==== EXTRACTED MATERIAL ====
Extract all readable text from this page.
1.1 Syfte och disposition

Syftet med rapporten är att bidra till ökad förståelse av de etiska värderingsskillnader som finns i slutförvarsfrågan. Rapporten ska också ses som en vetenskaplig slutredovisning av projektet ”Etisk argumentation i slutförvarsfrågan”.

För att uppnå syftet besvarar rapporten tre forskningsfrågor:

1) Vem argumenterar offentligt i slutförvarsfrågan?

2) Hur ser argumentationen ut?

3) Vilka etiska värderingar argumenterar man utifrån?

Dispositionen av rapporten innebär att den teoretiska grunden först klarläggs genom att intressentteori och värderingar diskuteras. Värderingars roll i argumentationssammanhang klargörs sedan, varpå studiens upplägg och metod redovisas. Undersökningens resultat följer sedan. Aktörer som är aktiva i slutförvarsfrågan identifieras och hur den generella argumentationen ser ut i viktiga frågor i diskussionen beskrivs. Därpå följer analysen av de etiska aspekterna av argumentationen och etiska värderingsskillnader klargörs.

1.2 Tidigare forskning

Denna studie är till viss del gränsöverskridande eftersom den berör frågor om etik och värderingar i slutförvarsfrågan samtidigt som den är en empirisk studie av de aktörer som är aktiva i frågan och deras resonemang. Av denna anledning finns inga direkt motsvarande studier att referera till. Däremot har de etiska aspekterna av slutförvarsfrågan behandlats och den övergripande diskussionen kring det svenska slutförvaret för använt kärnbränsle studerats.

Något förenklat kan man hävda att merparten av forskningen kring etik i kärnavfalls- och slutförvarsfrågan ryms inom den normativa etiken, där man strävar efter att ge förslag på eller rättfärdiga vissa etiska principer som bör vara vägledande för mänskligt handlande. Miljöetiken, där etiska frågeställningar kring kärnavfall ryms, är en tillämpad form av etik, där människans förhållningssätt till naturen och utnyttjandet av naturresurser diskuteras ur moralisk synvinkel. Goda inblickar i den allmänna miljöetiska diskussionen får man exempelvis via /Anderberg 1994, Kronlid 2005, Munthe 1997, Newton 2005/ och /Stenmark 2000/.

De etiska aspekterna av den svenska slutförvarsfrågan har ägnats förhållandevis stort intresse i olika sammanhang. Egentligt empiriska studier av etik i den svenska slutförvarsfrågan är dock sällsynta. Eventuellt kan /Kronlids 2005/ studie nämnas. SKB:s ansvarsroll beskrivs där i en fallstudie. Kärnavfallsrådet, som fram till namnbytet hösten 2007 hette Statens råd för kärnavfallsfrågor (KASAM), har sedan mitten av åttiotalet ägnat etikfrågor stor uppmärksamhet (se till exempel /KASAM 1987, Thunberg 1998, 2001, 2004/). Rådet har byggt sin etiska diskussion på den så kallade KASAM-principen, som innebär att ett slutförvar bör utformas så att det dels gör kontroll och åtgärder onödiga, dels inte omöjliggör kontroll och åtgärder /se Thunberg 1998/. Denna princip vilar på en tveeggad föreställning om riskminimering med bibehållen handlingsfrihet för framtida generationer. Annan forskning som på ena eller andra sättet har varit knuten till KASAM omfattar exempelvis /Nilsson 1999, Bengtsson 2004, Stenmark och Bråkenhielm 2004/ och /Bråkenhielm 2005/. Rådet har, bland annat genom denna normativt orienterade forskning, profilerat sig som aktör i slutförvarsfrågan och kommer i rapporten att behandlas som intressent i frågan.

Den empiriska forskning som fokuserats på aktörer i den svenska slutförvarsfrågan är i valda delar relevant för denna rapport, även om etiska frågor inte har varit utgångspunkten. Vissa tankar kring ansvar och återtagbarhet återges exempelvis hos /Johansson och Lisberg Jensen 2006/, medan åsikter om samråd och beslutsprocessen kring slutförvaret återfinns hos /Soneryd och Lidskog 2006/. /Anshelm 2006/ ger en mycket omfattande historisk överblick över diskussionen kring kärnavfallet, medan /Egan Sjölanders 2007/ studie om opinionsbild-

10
====
▸ ACTIVITY: Filter the records above for lines containing the word "genom", and copy those lines.

▸ ANSWER TO THIS PROBLEM:
Dispositionen av rapporten innebär att den teoretiska grunden först klarläggs genom att intressentteori och värderingar diskuteras. Värderingars roll i argumentationssammanhang klargörs sedan, varpå studiens upplägg och metod redovisas. Undersökningens resultat följer sedan. Aktörer som är aktiva i slutförvarsfrågan identifieras och hur den generella argumentationen ser ut i viktiga frågor i diskussionen beskrivs. Därpå följer analysen av de etiska aspekterna av argumentationen och etiska värderingsskillnader klargörs.
De etiska aspekterna av den svenska slutförvarsfrågan har ägnats förhållandevis stort intresse i olika sammanhang. Egentligt empiriska studier av etik i den svenska slutförvarsfrågan är dock sällsynta. Eventuellt kan /Kronlids 2005/ studie nämnas. SKB:s ansvarsroll beskrivs där i en fallstudie. Kärnavfallsrådet, som fram till namnbytet hösten 2007 hette Statens råd för kärnavfallsfrågor (KASAM), har sedan mitten av åttiotalet ägnat etikfrågor stor uppmärksamhet (se till exempel /KASAM 1987, Thunberg 1998, 2001, 2004/). Rådet har byggt sin etiska diskussion på den så kallade KASAM-principen, som innebär att ett slutförvar bör utformas så att det dels gör kontroll och åtgärder onödiga, dels inte omöjliggör kontroll och åtgärder /se Thunberg 1998/. Denna princip vilar på en tveeggad föreställning om riskminimering med bibehållen handlingsfrihet för framtida generationer. Annan forskning som på ena eller andra sättet har varit knuten till KASAM omfattar exempelvis /Nilsson 1999, Bengtsson 2004, Stenmark och Bråkenhielm 2004/ och /Bråkenhielm 2005/. Rådet har, bland annat genom denna normativt orienterade forskning, profilerat sig som aktör i slutförvarsfrågan och kommer i rapporten att behandlas som intressent i frågan.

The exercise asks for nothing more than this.